* [WHAT TO WORK ON]: Retype everything in the listing, leaving each line exactly as it is.

____

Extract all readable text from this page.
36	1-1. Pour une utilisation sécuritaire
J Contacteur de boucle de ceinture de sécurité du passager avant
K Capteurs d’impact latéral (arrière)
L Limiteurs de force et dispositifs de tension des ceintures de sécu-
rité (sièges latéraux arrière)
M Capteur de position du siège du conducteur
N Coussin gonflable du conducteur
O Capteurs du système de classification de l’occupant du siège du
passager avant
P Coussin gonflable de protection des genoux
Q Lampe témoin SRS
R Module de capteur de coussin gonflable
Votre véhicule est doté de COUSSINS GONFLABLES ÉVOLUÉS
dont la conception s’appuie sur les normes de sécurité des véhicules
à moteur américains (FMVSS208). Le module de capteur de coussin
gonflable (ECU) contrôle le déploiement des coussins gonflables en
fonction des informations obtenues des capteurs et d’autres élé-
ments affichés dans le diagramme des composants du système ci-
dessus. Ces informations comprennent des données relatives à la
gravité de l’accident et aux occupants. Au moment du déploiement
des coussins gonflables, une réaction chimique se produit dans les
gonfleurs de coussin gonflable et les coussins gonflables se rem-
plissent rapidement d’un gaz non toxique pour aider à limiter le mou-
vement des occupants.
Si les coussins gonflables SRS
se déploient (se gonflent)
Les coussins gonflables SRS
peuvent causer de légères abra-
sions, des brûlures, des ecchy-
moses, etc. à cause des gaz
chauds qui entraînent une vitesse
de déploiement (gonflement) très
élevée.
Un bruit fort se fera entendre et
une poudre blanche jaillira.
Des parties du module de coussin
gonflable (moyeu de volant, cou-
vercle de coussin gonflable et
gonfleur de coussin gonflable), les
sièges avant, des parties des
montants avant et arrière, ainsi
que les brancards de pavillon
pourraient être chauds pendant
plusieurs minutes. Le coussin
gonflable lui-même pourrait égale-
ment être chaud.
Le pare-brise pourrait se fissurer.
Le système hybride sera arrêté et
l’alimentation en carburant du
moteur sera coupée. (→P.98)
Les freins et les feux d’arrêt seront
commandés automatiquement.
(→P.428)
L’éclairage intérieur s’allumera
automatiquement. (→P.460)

____

* [ANSWER]:
Extract all readable text from this page.
36	1-1. Pour une utilisation sécuritaire
J Contacteur de boucle de ceinture de sécurité du passager avant
K Capteurs d’impact latéral (arrière)
L Limiteurs de force et dispositifs de tension des ceintures de sécu-
rité (sièges latéraux arrière)
M Capteur de position du siège du conducteur
N Coussin gonflable du conducteur
O Capteurs du système de classification de l’occupant du siège du
passager avant
P Coussin gonflable de protection des genoux
Q Lampe témoin SRS
R Module de capteur de coussin gonflable
Votre véhicule est doté de COUSSINS GONFLABLES ÉVOLUÉS
dont la conception s’appuie sur les normes de sécurité des véhicules
à moteur américains (FMVSS208). Le module de capteur de coussin
gonflable (ECU) contrôle le déploiement des coussins gonflables en
fonction des informations obtenues des capteurs et d’autres élé-
ments affichés dans le diagramme des composants du système ci-
dessus. Ces informations comprennent des données relatives à la
gravité de l’accident et aux occupants. Au moment du déploiement
des coussins gonflables, une réaction chimique se produit dans les
gonfleurs de coussin gonflable et les coussins gonflables se rem-
plissent rapidement d’un gaz non toxique pour aider à limiter le mou-
vement des occupants.
Si les coussins gonflables SRS
se déploient (se gonflent)
Les coussins gonflables SRS
peuvent causer de légères abra-
sions, des brûlures, des ecchy-
moses, etc. à cause des gaz
chauds qui entraînent une vitesse
de déploiement (gonflement) très
élevée.
Un bruit fort se fera entendre et
une poudre blanche jaillira.
Des parties du module de coussin
gonflable (moyeu de volant, cou-
vercle de coussin gonflable et
gonfleur de coussin gonflable), les
sièges avant, des parties des
montants avant et arrière, ainsi
que les brancards de pavillon
pourraient être chauds pendant
plusieurs minutes. Le coussin
gonflable lui-même pourrait égale-
ment être chaud.
Le pare-brise pourrait se fissurer.
Le système hybride sera arrêté et
l’alimentation en carburant du
moteur sera coupée. (→P.98)
Les freins et les feux d’arrêt seront
commandés automatiquement.
(→P.428)
L’éclairage intérieur s’allumera
automatiquement. (→P.460)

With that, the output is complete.